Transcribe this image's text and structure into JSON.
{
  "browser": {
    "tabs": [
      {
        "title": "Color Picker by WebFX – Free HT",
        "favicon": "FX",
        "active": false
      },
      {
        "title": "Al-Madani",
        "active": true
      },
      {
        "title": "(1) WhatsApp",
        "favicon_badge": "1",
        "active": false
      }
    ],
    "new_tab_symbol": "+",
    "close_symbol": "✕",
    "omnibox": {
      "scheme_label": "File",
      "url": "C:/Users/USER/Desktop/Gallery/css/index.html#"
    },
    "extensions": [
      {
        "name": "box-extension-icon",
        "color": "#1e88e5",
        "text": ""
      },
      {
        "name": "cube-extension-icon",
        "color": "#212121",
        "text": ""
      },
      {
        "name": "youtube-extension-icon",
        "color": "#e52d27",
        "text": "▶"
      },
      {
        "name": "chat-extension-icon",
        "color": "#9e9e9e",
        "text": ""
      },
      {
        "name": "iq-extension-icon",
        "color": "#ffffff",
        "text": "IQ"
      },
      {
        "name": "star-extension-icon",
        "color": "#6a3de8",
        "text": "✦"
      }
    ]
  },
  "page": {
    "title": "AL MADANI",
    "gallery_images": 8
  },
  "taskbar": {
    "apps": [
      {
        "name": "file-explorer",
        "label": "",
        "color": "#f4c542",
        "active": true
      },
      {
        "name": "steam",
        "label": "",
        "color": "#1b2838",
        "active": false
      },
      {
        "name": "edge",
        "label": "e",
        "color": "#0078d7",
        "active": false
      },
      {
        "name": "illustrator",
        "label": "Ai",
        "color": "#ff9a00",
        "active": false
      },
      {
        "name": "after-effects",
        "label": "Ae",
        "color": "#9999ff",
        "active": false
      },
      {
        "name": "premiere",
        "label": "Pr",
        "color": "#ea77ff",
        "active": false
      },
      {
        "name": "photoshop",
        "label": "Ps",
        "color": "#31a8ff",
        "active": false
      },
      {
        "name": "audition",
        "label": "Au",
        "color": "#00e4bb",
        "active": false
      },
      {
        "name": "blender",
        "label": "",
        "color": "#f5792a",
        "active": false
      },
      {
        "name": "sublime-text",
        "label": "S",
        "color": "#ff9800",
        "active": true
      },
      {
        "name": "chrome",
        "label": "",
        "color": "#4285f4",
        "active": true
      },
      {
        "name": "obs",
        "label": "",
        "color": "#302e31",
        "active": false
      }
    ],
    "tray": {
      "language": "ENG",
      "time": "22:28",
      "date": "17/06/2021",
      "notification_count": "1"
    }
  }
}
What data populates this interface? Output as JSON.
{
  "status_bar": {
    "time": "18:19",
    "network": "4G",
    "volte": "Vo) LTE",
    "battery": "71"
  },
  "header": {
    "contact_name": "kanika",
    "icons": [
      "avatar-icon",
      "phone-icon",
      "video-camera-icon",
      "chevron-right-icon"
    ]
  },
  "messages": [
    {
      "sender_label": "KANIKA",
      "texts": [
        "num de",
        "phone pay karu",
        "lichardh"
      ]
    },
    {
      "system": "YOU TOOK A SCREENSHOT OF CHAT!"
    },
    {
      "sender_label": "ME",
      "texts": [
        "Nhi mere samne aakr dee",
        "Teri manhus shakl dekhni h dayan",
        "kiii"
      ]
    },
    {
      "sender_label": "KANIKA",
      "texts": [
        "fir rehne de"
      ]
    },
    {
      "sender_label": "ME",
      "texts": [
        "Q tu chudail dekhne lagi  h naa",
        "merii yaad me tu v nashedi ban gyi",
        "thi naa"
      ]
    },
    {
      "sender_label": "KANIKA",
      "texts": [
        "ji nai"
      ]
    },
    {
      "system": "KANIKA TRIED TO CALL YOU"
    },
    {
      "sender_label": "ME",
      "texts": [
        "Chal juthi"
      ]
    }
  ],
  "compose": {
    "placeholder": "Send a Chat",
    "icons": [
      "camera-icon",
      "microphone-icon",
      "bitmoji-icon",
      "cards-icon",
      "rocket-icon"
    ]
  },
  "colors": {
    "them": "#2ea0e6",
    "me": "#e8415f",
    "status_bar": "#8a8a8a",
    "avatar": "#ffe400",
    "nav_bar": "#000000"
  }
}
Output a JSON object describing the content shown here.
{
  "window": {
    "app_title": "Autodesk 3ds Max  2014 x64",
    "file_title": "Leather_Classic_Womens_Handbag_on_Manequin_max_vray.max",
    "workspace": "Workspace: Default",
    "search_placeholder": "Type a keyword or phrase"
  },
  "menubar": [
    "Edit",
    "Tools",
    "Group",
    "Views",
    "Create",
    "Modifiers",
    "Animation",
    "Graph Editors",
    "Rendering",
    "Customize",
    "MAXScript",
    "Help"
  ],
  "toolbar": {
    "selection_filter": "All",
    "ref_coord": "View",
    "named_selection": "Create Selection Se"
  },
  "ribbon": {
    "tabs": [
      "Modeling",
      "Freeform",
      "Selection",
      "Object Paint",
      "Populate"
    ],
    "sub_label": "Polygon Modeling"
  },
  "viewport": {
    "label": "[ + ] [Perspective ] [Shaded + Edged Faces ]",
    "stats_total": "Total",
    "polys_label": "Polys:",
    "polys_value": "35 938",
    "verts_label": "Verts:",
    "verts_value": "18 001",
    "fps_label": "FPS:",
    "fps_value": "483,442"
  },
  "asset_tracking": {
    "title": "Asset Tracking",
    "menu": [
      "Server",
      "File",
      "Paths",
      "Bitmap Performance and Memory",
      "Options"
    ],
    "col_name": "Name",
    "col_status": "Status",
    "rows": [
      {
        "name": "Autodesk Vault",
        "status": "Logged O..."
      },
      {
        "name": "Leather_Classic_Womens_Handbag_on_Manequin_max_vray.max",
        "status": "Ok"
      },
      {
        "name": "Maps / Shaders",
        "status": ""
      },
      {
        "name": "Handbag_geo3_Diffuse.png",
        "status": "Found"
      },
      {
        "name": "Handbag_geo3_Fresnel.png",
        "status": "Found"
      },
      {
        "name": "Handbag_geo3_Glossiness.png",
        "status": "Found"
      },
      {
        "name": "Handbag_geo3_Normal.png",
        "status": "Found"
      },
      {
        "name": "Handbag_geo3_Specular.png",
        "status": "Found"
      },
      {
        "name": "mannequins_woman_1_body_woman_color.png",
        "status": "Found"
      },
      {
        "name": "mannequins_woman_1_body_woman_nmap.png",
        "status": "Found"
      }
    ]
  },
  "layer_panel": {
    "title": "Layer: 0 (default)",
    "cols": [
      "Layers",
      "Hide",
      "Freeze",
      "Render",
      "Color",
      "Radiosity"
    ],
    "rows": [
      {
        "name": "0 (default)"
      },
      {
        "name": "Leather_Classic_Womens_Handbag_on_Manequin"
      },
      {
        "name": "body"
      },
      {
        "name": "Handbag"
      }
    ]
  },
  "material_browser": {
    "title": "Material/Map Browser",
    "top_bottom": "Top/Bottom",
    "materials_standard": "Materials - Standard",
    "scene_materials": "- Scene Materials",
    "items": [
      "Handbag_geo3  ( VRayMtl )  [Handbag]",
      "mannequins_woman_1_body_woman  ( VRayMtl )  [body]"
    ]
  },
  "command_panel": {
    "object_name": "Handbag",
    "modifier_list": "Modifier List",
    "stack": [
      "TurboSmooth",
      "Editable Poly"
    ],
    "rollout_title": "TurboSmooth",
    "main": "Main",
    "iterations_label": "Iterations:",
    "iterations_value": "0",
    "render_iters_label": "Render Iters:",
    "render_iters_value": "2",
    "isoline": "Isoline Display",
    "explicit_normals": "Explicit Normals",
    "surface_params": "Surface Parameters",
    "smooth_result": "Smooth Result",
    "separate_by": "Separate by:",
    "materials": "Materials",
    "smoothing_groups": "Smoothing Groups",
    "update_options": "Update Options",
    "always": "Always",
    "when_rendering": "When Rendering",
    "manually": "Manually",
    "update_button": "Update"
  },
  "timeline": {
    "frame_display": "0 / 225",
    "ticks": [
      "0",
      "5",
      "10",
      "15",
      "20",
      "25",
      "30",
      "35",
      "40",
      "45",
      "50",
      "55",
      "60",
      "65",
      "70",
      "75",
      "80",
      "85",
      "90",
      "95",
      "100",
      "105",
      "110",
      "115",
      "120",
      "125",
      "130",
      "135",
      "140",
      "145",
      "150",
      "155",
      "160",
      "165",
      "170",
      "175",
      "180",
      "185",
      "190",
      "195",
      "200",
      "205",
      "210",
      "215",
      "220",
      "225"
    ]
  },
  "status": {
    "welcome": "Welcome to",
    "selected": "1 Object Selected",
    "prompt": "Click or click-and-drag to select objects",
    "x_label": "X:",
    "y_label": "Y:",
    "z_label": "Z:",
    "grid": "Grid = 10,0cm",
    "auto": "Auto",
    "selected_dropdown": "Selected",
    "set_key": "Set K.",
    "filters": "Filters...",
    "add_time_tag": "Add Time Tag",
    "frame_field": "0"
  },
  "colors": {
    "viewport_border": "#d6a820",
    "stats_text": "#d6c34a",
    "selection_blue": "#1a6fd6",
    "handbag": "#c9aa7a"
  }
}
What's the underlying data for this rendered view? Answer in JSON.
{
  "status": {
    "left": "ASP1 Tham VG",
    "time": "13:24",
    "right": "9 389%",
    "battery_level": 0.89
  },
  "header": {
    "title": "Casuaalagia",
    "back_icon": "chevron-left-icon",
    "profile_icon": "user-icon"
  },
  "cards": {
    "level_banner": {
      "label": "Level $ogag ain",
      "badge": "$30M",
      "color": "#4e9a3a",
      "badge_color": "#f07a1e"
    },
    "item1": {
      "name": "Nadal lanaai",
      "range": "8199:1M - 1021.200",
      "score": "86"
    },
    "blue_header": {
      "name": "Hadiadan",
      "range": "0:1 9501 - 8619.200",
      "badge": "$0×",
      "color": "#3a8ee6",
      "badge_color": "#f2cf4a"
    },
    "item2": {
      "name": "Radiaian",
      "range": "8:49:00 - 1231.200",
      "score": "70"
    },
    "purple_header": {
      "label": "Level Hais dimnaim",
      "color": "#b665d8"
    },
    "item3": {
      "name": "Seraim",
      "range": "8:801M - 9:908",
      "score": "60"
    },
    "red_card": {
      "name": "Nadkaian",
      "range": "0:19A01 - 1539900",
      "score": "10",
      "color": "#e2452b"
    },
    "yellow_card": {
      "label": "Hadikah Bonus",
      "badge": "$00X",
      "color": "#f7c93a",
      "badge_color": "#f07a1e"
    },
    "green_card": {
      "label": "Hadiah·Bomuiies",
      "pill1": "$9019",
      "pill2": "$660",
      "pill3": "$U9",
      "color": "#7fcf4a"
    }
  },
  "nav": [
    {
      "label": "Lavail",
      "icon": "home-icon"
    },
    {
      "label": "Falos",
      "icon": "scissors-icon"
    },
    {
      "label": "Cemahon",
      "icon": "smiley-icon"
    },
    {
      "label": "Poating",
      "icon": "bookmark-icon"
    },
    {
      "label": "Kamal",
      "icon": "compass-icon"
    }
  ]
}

What the task requires – Using the listing above, gather each line that holds the string "data" and copy it.

The solution –
What data populates this interface? Output as JSON.
What's the underlying data for this rendered view? Answer in JSON.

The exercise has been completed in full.